* **MATERIAL SHOWN**:

========

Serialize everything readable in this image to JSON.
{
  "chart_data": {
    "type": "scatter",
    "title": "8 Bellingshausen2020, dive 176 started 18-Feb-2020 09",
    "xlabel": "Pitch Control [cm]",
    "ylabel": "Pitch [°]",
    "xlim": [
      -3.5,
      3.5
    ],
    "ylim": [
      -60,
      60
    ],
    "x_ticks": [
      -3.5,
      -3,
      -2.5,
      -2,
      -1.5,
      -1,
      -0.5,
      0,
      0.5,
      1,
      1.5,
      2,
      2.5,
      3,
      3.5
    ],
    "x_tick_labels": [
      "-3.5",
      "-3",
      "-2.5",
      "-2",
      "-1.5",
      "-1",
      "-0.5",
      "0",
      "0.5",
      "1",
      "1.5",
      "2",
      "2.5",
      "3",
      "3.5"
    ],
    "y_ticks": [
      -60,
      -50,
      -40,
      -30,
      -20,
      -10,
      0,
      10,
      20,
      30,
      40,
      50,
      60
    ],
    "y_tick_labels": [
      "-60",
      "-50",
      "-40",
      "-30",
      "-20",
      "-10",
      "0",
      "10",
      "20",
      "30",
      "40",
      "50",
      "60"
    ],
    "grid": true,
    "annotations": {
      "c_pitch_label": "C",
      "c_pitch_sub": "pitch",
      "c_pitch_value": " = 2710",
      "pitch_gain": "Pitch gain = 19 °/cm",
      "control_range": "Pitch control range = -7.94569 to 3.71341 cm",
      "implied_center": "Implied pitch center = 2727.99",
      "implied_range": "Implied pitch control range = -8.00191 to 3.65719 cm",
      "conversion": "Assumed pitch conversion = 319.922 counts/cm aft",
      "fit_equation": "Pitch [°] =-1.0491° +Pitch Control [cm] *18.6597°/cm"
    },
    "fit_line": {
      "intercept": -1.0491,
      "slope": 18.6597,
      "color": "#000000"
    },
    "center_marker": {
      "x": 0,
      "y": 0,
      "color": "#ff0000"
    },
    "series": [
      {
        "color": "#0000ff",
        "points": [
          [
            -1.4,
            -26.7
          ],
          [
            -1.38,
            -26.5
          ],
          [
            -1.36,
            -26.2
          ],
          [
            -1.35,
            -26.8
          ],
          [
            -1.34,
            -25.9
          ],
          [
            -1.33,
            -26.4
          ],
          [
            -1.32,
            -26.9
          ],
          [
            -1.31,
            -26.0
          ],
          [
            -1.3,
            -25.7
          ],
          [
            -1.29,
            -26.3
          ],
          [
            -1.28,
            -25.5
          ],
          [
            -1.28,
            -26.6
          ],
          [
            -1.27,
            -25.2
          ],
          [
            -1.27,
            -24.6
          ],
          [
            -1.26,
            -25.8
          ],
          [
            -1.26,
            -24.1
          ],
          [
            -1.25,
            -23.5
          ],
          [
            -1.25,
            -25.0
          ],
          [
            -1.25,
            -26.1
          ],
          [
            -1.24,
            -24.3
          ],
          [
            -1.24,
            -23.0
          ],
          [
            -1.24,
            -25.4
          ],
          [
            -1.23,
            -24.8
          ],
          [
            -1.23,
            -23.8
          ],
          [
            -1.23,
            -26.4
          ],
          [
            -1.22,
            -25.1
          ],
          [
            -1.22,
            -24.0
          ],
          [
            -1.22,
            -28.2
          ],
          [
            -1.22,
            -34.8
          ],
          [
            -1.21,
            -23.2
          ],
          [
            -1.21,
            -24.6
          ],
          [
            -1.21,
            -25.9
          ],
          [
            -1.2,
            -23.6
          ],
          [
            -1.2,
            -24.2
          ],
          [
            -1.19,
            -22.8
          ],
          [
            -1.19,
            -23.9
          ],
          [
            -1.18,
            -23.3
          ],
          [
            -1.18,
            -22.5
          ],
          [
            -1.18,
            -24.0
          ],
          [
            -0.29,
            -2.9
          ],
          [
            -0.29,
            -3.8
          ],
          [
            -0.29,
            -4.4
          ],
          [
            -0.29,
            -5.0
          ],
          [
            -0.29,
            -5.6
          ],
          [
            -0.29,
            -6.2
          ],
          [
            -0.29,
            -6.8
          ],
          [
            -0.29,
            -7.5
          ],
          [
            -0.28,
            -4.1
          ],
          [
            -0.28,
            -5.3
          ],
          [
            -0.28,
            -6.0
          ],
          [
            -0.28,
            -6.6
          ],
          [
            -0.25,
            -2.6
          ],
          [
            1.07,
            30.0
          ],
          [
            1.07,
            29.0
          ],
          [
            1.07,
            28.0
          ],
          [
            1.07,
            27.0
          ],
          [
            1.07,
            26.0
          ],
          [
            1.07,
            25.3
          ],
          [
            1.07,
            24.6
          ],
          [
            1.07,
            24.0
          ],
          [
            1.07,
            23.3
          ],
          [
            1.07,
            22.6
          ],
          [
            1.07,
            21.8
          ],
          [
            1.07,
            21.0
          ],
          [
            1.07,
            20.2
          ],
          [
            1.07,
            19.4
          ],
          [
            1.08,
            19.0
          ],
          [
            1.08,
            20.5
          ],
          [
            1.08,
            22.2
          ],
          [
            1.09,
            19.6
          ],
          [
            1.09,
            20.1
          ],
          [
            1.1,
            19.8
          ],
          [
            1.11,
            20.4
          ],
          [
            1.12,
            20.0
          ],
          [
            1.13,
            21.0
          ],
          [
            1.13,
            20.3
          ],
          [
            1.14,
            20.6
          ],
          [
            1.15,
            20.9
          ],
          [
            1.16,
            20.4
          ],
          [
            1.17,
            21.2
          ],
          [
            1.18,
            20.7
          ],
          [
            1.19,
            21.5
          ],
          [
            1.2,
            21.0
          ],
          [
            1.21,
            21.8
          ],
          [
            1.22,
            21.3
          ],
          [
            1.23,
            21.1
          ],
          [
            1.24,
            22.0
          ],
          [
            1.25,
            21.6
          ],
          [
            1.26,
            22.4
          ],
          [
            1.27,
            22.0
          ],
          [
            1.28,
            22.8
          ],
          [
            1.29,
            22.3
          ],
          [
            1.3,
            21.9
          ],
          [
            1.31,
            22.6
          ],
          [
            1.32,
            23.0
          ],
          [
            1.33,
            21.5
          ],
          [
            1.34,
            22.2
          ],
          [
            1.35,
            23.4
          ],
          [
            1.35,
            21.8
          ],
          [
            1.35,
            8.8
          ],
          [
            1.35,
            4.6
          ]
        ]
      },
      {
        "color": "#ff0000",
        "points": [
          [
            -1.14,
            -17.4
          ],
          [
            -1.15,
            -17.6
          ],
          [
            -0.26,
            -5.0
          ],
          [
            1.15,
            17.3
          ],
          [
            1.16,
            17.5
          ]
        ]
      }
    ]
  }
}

========

* **EXERCISE GOAL**:
Pick out the lines that include the word "color" and write them out.

* **REPLY TO THE EXERCISE**:
      "color": "#000000"
      "color": "#ff0000"
        "color": "#0000ff",
        "color": "#ff0000",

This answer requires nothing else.